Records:
## Begin

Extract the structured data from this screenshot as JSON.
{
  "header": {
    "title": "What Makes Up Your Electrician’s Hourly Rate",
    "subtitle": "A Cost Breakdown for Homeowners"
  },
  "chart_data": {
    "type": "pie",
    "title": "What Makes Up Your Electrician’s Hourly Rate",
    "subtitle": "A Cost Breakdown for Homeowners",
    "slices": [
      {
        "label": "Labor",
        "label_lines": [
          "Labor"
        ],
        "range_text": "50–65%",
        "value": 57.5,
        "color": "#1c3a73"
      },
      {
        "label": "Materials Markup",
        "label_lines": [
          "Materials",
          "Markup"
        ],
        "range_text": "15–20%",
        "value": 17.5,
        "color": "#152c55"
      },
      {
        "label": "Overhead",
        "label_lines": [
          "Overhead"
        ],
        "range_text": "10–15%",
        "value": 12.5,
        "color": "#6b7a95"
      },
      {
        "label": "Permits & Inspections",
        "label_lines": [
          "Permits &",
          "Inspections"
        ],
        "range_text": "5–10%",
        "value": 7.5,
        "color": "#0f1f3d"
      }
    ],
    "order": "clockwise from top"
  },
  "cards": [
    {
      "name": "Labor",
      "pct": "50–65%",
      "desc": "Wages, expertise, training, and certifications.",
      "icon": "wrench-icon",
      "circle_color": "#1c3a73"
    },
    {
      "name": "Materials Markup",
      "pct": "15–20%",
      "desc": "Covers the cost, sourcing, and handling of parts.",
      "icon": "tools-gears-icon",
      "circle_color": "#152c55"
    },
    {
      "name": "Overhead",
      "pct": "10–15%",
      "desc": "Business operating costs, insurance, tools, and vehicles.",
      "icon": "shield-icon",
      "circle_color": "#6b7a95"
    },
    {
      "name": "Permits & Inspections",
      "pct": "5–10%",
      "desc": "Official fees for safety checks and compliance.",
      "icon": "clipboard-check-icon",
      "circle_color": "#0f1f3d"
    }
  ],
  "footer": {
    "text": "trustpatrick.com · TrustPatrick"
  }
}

## End

BRIEF ▸ Reproduce the material above exactly; please quote every line of it.

CORRECT OUTPUT ▸
Extract the structured data from this screenshot as JSON.
{
  "header": {
    "title": "What Makes Up Your Electrician’s Hourly Rate",
    "subtitle": "A Cost Breakdown for Homeowners"
  },
  "chart_data": {
    "type": "pie",
    "title": "What Makes Up Your Electrician’s Hourly Rate",
    "subtitle": "A Cost Breakdown for Homeowners",
    "slices": [
      {
        "label": "Labor",
        "label_lines": [
          "Labor"
        ],
        "range_text": "50–65%",
        "value": 57.5,
        "color": "#1c3a73"
      },
      {
        "label": "Materials Markup",
        "label_lines": [
          "Materials",
          "Markup"
        ],
        "range_text": "15–20%",
        "value": 17.5,
        "color": "#152c55"
      },
      {
        "label": "Overhead",
        "label_lines": [
          "Overhead"
        ],
        "range_text": "10–15%",
        "value": 12.5,
        "color": "#6b7a95"
      },
      {
        "label": "Permits & Inspections",
        "label_lines": [
          "Permits &",
          "Inspections"
        ],
        "range_text": "5–10%",
        "value": 7.5,
        "color": "#0f1f3d"
      }
    ],
    "order": "clockwise from top"
  },
  "cards": [
    {
      "name": "Labor",
      "pct": "50–65%",
      "desc": "Wages, expertise, training, and certifications.",
      "icon": "wrench-icon",
      "circle_color": "#1c3a73"
    },
    {
      "name": "Materials Markup",
      "pct": "15–20%",
      "desc": "Covers the cost, sourcing, and handling of parts.",
      "icon": "tools-gears-icon",
      "circle_color": "#152c55"
    },
    {
      "name": "Overhead",
      "pct": "10–15%",
      "desc": "Business operating costs, insurance, tools, and vehicles.",
      "icon": "shield-icon",
      "circle_color": "#6b7a95"
    },
    {
      "name": "Permits & Inspections",
      "pct": "5–10%",
      "desc": "Official fees for safety checks and compliance.",
      "icon": "clipboard-check-icon",
      "circle_color": "#0f1f3d"
    }
  ],
  "footer": {
    "text": "trustpatrick.com · TrustPatrick"
  }
}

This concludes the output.